# Required task:
Copy out all of the data below, replacing "Synchronizer" with "Aligner" everywhere and leaving everything else as it is. Leave out the pictures.

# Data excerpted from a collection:
========================================================================
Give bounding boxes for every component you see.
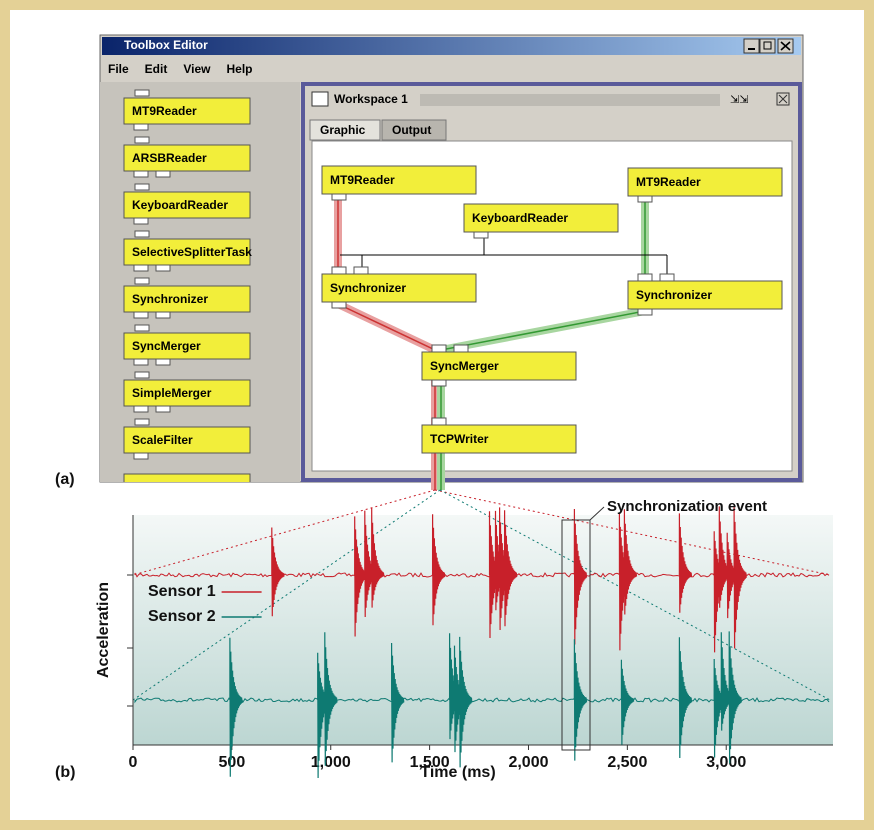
x-tick-label: 2,500 — [607, 754, 647, 771]
menu-item[interactable]: File — [108, 62, 129, 76]
port — [135, 325, 149, 331]
menu-item[interactable]: Edit — [145, 62, 168, 76]
palette-item-label: KeyboardReader — [132, 198, 228, 212]
menu-item[interactable]: Help — [226, 62, 252, 76]
legend-label: Sensor 1 — [148, 583, 216, 600]
port — [135, 419, 149, 425]
port — [638, 196, 652, 202]
port — [134, 359, 148, 365]
node-label: TCPWriter — [430, 432, 489, 446]
panel-label: (b) — [55, 764, 75, 781]
palette-item-label: Synchronizer — [132, 292, 208, 306]
tab-label: Output — [392, 123, 431, 137]
port — [332, 194, 346, 200]
port — [156, 406, 170, 412]
port — [638, 309, 652, 315]
tabs: Graphic Output — [310, 120, 446, 140]
port — [354, 267, 368, 274]
port — [134, 265, 148, 271]
port — [660, 274, 674, 281]
port — [135, 184, 149, 190]
port — [332, 302, 346, 308]
node-label: MT9Reader — [330, 173, 395, 187]
port — [638, 274, 652, 281]
palette-panel — [100, 82, 300, 482]
x-tick-label: 500 — [219, 754, 246, 771]
legend-label: Sensor 2 — [148, 608, 216, 625]
x-tick-label: 3,000 — [706, 754, 746, 771]
node-label: Synchronizer — [330, 281, 406, 295]
port — [135, 137, 149, 143]
port — [156, 171, 170, 177]
port — [134, 171, 148, 177]
node-label: MT9Reader — [636, 175, 701, 189]
port — [156, 312, 170, 318]
panel-label: (a) — [55, 471, 75, 488]
workspace-title: Workspace 1 — [334, 92, 408, 106]
x-tick-label: 1,000 — [311, 754, 351, 771]
port — [432, 380, 446, 386]
node-label: KeyboardReader — [472, 211, 568, 225]
port — [454, 345, 468, 352]
palette-item-label: MT9Reader — [132, 104, 197, 118]
node-label: Synchronizer — [636, 288, 712, 302]
menu-item[interactable]: View — [183, 62, 211, 76]
palette-item-label: ScaleFilter — [132, 433, 193, 447]
port — [134, 124, 148, 130]
x-tick-label: 0 — [129, 754, 138, 771]
palette-item-label: SimpleMerger — [132, 386, 212, 400]
port — [474, 232, 488, 238]
x-axis-label: Time (ms) — [420, 764, 495, 781]
node-label: SyncMerger — [430, 359, 499, 373]
port — [432, 345, 446, 352]
palette-item-label: SelectiveSplitterTask — [132, 245, 252, 259]
palette-item-label: SyncMerger — [132, 339, 201, 353]
x-tick-label: 2,000 — [508, 754, 548, 771]
window-controls[interactable] — [744, 39, 793, 53]
port — [134, 312, 148, 318]
port — [156, 359, 170, 365]
figure: Toolbox Editor File Edit View Help MT9Reade… — [0, 0, 874, 830]
palette: MT9Reader ARSBReader KeyboardReader Selecti… — [124, 90, 252, 500]
port — [134, 218, 148, 224]
port — [135, 372, 149, 378]
annotation: Synchronization event — [607, 498, 767, 515]
tab-label: Graphic — [320, 123, 366, 137]
palette-item-label: ARSBReader — [132, 151, 207, 165]
title-pattern — [420, 94, 720, 106]
port — [432, 418, 446, 425]
port — [135, 231, 149, 237]
port — [135, 90, 149, 96]
port — [332, 267, 346, 274]
port — [134, 406, 148, 412]
port — [135, 278, 149, 284]
window-title: Toolbox Editor — [124, 38, 208, 52]
port — [156, 265, 170, 271]
port — [134, 453, 148, 459]
workspace-icon — [312, 92, 328, 106]
y-axis-label: Acceleration — [95, 582, 112, 678]
svg-text:⇲⇲: ⇲⇲ — [730, 94, 748, 106]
========================================================================
# Answer to this exercise:
Give bounding boxes for every component you see.
x-tick-label: 2,500 — [607, 754, 647, 771]
menu-item[interactable]: File — [108, 62, 129, 76]
port — [135, 325, 149, 331]
menu-item[interactable]: Edit — [145, 62, 168, 76]
palette-item-label: KeyboardReader — [132, 198, 228, 212]
menu-item[interactable]: Help — [226, 62, 252, 76]
legend-label: Sensor 1 — [148, 583, 216, 600]
port — [135, 419, 149, 425]
port — [638, 196, 652, 202]
port — [134, 359, 148, 365]
node-label: TCPWriter — [430, 432, 489, 446]
panel-label: (b) — [55, 764, 75, 781]
palette-item-label: Aligner — [132, 292, 208, 306]
tab-label: Output — [392, 123, 431, 137]
port — [332, 194, 346, 200]
port — [156, 406, 170, 412]
port — [638, 309, 652, 315]
tabs: Graphic Output — [310, 120, 446, 140]
port — [354, 267, 368, 274]
port — [134, 265, 148, 271]
port — [660, 274, 674, 281]
port — [135, 184, 149, 190]
port — [332, 302, 346, 308]
node-label: MT9Reader — [330, 173, 395, 187]
port — [638, 274, 652, 281]
palette-panel — [100, 82, 300, 482]
x-tick-label: 500 — [219, 754, 246, 771]
legend-label: Sensor 2 — [148, 608, 216, 625]
x-tick-label: 3,000 — [706, 754, 746, 771]
node-label: Aligner — [330, 281, 406, 295]
port — [135, 137, 149, 143]
port — [156, 171, 170, 177]
port — [134, 171, 148, 177]
node-label: MT9Reader — [636, 175, 701, 189]
port — [156, 312, 170, 318]
panel-label: (a) — [55, 471, 75, 488]
workspace-title: Workspace 1 — [334, 92, 408, 106]
x-tick-label: 1,000 — [311, 754, 351, 771]
port — [432, 380, 446, 386]
node-label: KeyboardReader — [472, 211, 568, 225]
port — [454, 345, 468, 352]
palette-item-label: MT9Reader — [132, 104, 197, 118]
node-label: Aligner — [636, 288, 712, 302]
menu-item[interactable]: View — [183, 62, 211, 76]
palette-item-label: ScaleFilter — [132, 433, 193, 447]
port — [134, 124, 148, 130]
x-tick-label: 0 — [129, 754, 138, 771]
palette-item-label: SimpleMerger — [132, 386, 212, 400]
port — [474, 232, 488, 238]
x-axis-label: Time (ms) — [420, 764, 495, 781]
node-label: SyncMerger — [430, 359, 499, 373]
port — [432, 345, 446, 352]
palette-item-label: SelectiveSplitterTask — [132, 245, 252, 259]
palette-item-label: SyncMerger — [132, 339, 201, 353]
x-tick-label: 2,000 — [508, 754, 548, 771]
window-controls[interactable] — [744, 39, 793, 53]
port — [134, 312, 148, 318]
port — [156, 359, 170, 365]
figure: Toolbox Editor File Edit View Help MT9Reade… — [0, 0, 874, 830]
palette: MT9Reader ARSBReader KeyboardReader Selecti… — [124, 90, 252, 500]
port — [134, 218, 148, 224]
port — [135, 372, 149, 378]
annotation: Synchronization event — [607, 498, 767, 515]
tab-label: Graphic — [320, 123, 366, 137]
palette-item-label: ARSBReader — [132, 151, 207, 165]
title-pattern — [420, 94, 720, 106]
port — [432, 418, 446, 425]
port — [135, 231, 149, 237]
port — [135, 90, 149, 96]
port — [332, 267, 346, 274]
port — [134, 406, 148, 412]
port — [135, 278, 149, 284]
window-title: Toolbox Editor — [124, 38, 208, 52]
port — [156, 265, 170, 271]
port — [134, 453, 148, 459]
workspace-icon — [312, 92, 328, 106]
y-axis-label: Acceleration — [95, 582, 112, 678]
svg-text:⇲⇲: ⇲⇲ — [730, 94, 748, 106]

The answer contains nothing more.